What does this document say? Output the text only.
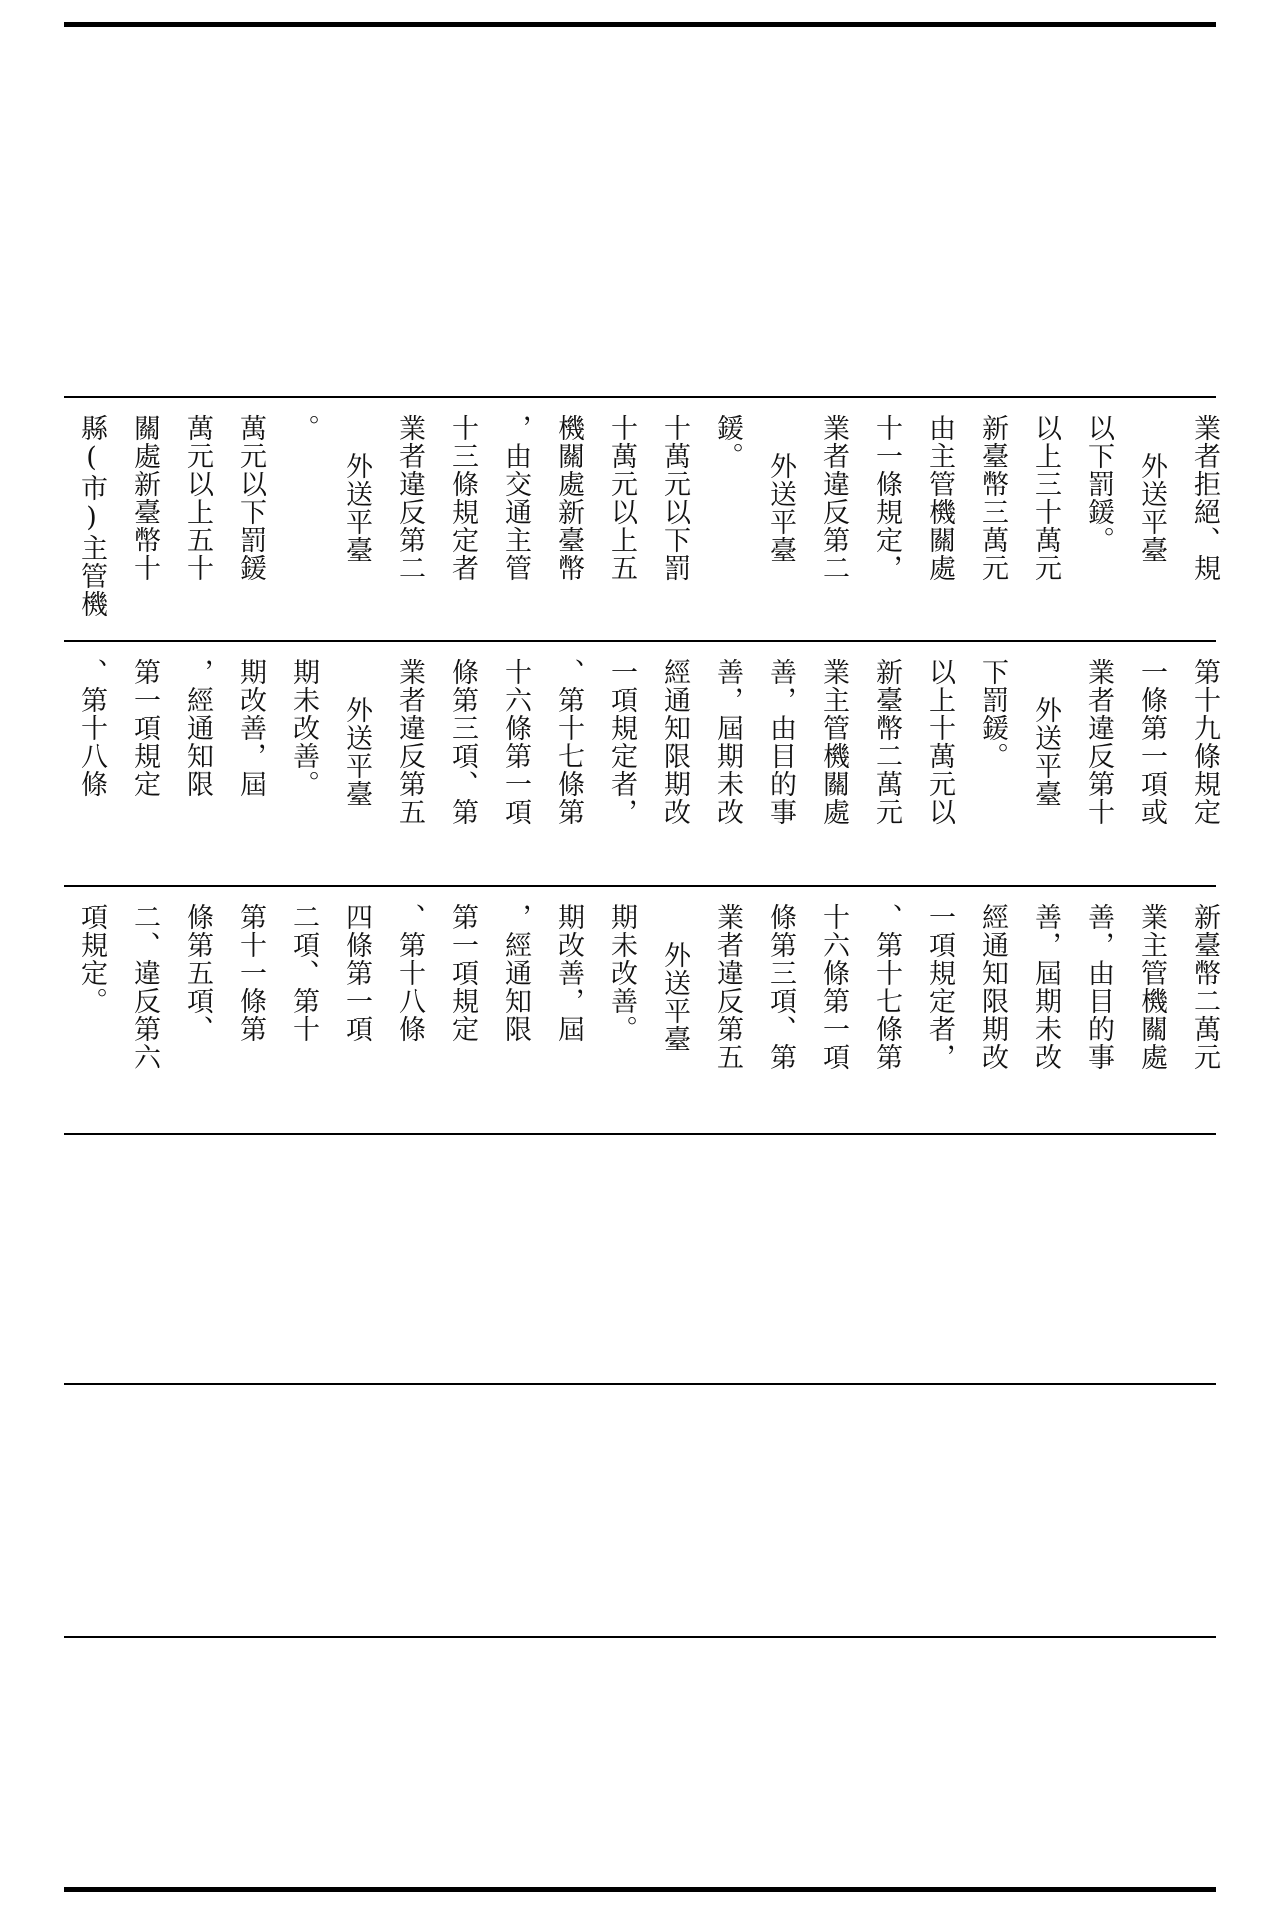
縣(市)主管機 關處新臺幣十 萬元以上五十 萬元以下罰鍰 。
外送平臺 業者違反第二 十三條規定者 ，由交通主管 機關處新臺幣 十萬元以上五 十萬元以下罰 鍰。
外送平臺 業者違反第二 十一條規定， 由主管機關處 新臺幣三萬元 以上三十萬元 以下罰鍰。 外送平臺 業者拒絕、規
、第十八條 第一項規定 ，經通知限 期改善，屆 期未改善。 外送平臺 業者違反第五 條第三項、第 十六條第一項 、第十七條第 一項規定者， 經通知限期改 善，屆期未改 善，由目的事 業主管機關處 新臺幣二萬元 以上十萬元以 下罰鍰。 外送平臺 業者違反第十 一條第一項或 第十九條規定
項規定。 二、違反第六 條第五項、 第十一條第 二項、第十 四條第一項 、第十八條 第一項規定 ，經通知限 期改善，屆 期未改善。 外送平臺 業者違反第五 條第三項、第 十六條第一項 、第十七條第 一項規定者， 經通知限期改 善，屆期未改 善，由目的事 業主管機關處 新臺幣二萬元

------------------------------------------------------------------------

» **GIVEN EXERCISE**:
Isolate the lines above that contain the word "第一項規定" and copy them.

» **EXPECTED OUTPUT**:
、第十八條 第一項規定 ，經通知限 期改善，屆 期未改善。 外送平臺 業者違反第五 條第三項、第 十六條第一項 、第十七條第 一項規定者， 經通知限期改 善，屆期未改 善，由目的事 業主管機關處 新臺幣二萬元 以上十萬元以 下罰鍰。 外送平臺 業者違反第十 一條第一項或 第十九條規定
項規定。 二、違反第六 條第五項、 第十一條第 二項、第十 四條第一項 、第十八條 第一項規定 ，經通知限 期改善，屆 期未改善。 外送平臺 業者違反第五 條第三項、第 十六條第一項 、第十七條第 一項規定者， 經通知限期改 善，屆期未改 善，由目的事 業主管機關處 新臺幣二萬元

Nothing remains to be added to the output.